Filter this data down to the lines that hold "JSON", and copy them.

RECORDS SHOWN:
☆ ☆ ☆
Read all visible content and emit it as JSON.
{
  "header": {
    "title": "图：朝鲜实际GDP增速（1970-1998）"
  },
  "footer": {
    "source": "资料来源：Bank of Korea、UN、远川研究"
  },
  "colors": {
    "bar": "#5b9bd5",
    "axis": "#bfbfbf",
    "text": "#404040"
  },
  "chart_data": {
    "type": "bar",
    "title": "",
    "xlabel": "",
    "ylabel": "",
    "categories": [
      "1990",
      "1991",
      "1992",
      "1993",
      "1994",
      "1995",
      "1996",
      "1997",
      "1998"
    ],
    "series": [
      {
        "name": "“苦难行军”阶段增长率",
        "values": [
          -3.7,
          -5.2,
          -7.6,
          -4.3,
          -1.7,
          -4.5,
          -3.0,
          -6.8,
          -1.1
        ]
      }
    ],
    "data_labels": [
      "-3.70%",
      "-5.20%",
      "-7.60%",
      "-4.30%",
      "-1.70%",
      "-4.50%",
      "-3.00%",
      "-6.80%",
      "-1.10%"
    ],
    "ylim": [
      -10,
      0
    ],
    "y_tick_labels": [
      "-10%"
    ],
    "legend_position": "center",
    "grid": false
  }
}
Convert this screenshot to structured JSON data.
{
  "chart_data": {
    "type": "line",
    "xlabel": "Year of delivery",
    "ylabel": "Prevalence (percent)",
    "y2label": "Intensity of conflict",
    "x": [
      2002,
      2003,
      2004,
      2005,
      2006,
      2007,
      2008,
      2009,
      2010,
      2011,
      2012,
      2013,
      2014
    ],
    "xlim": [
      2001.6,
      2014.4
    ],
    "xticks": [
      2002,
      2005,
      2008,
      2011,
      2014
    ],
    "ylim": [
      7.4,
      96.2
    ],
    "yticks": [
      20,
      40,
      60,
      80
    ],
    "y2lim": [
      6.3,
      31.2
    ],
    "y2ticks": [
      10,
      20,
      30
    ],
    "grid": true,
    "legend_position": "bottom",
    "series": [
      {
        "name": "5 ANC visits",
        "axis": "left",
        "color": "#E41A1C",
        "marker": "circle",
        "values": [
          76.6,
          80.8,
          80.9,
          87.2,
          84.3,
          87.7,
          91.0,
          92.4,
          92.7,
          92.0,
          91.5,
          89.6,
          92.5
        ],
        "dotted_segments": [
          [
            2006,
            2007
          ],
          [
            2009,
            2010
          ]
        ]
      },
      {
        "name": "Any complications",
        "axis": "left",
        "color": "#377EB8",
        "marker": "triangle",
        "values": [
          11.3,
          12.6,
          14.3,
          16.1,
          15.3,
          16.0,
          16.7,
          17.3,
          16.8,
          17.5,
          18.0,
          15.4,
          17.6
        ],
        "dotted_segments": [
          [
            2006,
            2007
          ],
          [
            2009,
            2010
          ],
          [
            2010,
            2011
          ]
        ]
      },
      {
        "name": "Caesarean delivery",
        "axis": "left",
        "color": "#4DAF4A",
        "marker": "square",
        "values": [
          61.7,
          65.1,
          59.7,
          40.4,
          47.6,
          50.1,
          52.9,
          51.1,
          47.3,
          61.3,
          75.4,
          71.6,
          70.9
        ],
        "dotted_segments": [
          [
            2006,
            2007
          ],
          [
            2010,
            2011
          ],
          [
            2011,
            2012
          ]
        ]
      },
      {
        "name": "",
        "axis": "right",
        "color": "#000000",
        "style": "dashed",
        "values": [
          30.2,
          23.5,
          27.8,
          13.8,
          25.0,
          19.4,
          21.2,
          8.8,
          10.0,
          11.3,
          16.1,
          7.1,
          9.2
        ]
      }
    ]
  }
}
☆ ☆ ☆
CORRECT OUTPUT:
Read all visible content and emit it as JSON.
Convert this screenshot to structured JSON data.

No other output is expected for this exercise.